Find the lines holding the word "Knowhow" and collect them.
▬▬▬
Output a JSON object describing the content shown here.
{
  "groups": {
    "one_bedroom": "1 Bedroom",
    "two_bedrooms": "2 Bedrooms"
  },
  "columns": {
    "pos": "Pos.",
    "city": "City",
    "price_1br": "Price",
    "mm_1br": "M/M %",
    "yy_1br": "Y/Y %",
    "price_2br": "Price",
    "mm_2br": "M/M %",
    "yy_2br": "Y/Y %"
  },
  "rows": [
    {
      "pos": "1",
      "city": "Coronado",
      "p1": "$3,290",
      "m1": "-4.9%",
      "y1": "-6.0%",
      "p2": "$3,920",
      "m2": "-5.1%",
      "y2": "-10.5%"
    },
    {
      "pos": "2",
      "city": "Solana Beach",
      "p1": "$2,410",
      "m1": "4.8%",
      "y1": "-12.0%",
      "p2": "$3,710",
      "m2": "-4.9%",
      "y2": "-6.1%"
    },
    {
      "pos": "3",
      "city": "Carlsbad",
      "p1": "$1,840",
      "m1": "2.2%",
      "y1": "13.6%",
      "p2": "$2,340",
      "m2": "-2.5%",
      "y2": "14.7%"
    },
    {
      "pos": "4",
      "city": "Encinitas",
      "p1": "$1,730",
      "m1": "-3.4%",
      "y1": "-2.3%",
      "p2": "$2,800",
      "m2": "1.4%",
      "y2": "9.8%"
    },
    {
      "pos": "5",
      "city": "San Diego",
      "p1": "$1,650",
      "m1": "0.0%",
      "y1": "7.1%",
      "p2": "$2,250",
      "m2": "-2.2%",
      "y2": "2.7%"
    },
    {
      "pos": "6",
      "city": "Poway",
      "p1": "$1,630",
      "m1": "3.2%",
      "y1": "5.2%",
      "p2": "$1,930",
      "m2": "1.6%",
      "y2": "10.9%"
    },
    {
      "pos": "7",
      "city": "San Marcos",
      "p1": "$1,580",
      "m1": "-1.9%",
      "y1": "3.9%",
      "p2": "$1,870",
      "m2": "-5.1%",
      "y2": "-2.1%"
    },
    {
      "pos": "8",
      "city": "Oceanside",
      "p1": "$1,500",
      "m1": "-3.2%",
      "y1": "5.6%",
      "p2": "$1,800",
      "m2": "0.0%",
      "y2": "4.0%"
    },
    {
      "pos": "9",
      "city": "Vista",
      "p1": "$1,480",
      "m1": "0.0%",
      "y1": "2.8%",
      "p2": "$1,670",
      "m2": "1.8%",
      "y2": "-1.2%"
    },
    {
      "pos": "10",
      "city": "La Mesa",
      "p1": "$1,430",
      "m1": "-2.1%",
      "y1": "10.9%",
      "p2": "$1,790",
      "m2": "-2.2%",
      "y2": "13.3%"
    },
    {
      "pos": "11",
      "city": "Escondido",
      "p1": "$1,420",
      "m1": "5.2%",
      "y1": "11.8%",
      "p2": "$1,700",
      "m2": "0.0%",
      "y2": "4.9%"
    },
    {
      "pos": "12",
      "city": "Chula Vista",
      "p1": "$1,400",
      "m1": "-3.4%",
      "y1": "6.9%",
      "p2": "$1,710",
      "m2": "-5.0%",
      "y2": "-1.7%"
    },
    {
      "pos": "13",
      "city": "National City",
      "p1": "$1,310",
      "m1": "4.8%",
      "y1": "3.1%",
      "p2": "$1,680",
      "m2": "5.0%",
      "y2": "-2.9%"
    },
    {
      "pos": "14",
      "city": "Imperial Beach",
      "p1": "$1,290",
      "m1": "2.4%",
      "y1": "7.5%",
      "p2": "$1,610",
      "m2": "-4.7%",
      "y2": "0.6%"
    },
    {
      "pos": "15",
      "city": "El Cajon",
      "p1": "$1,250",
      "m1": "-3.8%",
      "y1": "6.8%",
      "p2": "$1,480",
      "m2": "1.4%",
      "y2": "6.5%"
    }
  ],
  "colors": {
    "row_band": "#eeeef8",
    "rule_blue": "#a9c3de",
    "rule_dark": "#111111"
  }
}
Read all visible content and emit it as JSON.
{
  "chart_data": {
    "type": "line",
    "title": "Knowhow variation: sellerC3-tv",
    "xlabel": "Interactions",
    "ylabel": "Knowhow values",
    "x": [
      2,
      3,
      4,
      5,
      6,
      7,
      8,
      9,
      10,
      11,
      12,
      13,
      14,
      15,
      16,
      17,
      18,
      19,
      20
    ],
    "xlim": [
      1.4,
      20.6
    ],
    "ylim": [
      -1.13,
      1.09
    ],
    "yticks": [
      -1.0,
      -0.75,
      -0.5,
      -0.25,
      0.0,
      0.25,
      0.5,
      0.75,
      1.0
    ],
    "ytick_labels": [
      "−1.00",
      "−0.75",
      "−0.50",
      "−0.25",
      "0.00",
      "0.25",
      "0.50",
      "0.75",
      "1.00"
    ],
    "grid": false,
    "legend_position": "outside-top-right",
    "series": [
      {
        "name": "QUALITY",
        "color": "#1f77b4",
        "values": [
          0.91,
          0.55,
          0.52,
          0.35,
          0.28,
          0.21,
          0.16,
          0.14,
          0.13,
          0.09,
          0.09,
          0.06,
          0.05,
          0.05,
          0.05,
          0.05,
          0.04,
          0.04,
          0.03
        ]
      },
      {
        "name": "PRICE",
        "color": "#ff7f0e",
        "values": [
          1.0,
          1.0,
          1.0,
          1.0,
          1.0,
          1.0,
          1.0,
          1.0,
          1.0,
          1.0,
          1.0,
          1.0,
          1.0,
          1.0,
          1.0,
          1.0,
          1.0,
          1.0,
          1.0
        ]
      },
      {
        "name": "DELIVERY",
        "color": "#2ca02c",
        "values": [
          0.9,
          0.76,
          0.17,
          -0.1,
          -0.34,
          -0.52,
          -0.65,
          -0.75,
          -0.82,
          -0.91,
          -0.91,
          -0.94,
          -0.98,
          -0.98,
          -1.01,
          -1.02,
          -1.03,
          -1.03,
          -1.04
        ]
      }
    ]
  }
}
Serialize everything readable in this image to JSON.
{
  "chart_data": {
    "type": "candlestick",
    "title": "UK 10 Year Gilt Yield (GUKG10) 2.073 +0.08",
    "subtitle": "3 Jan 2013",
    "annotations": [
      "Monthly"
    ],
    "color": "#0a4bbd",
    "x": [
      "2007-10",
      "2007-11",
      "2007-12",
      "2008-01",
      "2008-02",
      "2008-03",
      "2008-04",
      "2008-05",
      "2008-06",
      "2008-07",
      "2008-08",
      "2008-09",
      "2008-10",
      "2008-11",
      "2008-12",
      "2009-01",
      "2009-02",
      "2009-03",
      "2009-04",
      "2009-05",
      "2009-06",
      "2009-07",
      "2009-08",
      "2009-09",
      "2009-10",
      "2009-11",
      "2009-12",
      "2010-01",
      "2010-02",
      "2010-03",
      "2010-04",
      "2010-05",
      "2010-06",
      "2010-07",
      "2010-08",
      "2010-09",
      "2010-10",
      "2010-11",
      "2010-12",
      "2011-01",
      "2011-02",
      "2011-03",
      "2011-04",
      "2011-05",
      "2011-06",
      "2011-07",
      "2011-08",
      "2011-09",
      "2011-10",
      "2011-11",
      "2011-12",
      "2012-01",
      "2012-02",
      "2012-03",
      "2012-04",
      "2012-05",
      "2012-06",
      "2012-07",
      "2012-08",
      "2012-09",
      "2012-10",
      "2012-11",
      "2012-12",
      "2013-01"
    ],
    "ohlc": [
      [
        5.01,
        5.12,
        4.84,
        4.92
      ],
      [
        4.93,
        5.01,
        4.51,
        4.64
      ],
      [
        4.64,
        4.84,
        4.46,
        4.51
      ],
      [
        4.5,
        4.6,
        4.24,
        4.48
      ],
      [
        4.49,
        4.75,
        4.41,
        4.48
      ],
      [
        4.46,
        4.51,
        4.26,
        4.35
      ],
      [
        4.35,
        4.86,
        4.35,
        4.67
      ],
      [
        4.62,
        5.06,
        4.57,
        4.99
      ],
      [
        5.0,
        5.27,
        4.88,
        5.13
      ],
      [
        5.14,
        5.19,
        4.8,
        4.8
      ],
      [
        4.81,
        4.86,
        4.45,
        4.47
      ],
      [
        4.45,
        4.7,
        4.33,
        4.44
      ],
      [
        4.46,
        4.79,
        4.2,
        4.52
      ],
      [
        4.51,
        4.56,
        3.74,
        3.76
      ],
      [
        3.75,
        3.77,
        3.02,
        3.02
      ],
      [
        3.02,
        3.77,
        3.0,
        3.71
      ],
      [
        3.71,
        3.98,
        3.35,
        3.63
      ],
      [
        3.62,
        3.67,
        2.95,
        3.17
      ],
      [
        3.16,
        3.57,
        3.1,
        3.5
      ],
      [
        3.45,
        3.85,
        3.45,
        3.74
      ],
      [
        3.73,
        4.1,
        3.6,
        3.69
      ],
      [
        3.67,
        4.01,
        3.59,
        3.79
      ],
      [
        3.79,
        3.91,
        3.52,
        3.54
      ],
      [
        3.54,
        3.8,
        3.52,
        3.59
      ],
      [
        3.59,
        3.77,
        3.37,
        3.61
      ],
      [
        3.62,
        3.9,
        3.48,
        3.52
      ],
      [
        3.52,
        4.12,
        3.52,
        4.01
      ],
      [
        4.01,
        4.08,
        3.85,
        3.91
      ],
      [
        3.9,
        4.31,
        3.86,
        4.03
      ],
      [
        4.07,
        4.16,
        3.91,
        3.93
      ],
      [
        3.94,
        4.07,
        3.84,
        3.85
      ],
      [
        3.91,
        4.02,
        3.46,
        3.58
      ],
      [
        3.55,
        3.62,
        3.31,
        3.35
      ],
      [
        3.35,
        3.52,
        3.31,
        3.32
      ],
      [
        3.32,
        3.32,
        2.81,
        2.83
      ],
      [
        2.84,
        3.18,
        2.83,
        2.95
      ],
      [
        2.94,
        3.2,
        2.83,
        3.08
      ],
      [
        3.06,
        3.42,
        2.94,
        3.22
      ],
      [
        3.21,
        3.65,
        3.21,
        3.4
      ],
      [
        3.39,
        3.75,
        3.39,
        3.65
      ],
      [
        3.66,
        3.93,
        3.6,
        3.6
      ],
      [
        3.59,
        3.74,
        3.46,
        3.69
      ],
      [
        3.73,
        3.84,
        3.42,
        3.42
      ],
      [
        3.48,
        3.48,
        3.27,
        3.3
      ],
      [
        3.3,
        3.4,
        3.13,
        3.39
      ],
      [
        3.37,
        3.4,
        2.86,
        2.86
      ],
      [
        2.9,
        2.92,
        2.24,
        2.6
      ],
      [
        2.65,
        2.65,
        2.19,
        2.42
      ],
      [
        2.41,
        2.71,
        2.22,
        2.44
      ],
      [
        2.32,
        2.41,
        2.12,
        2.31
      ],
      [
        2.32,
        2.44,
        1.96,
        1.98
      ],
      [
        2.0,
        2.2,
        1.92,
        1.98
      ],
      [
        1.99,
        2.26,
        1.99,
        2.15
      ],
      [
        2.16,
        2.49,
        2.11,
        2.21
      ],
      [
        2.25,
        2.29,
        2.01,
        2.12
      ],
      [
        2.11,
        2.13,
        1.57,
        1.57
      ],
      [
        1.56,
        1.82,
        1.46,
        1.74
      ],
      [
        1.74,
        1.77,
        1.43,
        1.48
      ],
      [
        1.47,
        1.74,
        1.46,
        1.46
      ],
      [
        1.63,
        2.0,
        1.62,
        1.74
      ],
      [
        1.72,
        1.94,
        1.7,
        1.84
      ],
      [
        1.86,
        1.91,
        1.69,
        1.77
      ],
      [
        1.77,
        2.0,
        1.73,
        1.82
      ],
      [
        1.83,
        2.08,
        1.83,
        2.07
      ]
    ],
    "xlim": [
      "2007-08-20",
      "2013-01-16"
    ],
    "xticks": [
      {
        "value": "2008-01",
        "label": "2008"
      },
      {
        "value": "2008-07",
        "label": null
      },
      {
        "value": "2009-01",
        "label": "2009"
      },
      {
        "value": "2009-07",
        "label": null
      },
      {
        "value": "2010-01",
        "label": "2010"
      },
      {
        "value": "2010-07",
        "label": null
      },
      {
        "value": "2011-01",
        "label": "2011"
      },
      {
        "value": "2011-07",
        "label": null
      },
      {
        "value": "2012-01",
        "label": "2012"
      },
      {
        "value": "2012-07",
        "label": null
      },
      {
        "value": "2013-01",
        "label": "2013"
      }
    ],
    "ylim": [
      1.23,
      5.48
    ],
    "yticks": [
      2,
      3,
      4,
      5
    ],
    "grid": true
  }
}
▬▬▬
== Answer to this problem ==
    "title": "Knowhow variation: sellerC3-tv",
    "ylabel": "Knowhow values",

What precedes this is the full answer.